The data:
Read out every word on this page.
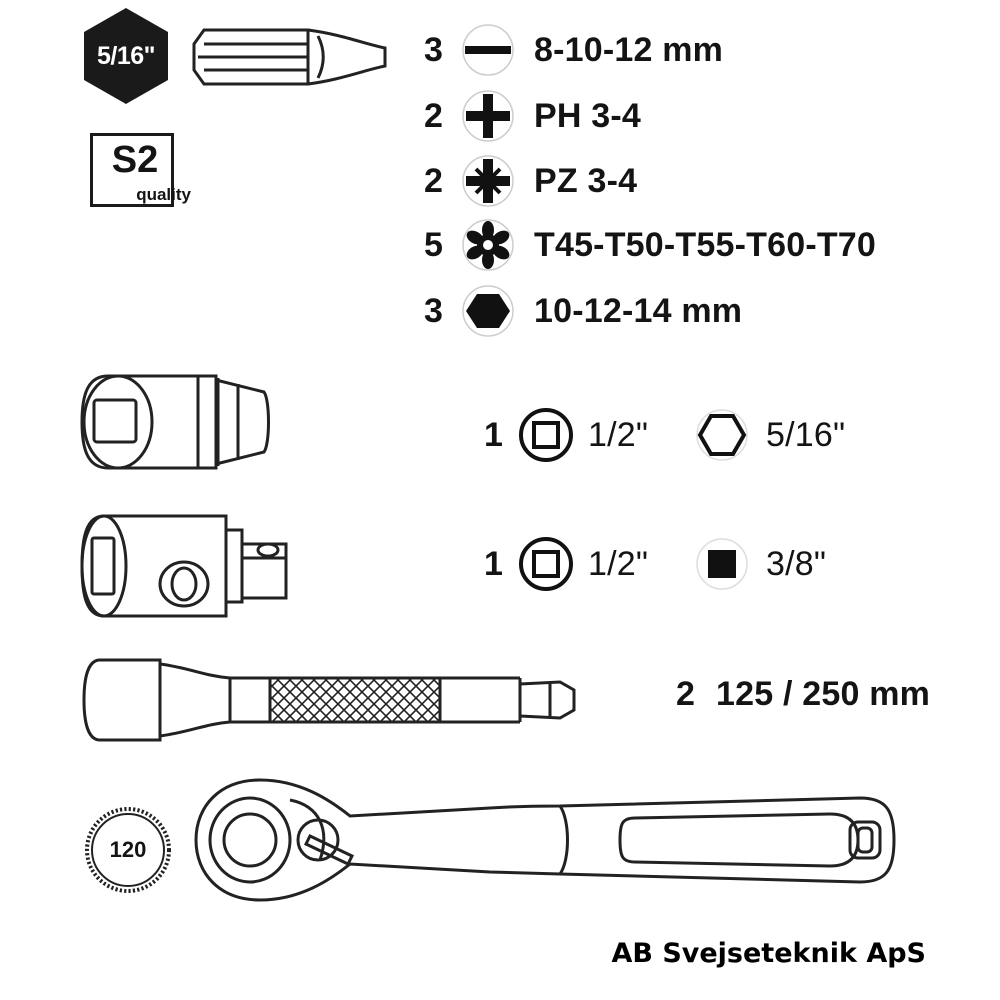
5/16"
S2
quality
3	8-10-12 mm
2	PH 3-4
2	PZ 3-4
5	T45-T50-T55-T60-T70
3	10-12-14 mm
1	1/2"	5/16"
1	1/2"	3/8"
2 125 / 250 mm
120
AB Svejseteknik ApS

To do:
Pictures stay out; reproduce every line of the records exactly.

Task answer:
Read out every word on this page.
5/16"
S2
quality
3	8-10-12 mm
2	PH 3-4
2	PZ 3-4
5	T45-T50-T55-T60-T70
3	10-12-14 mm
1	1/2"	5/16"
1	1/2"	3/8"
2 125 / 250 mm
120
AB Svejseteknik ApS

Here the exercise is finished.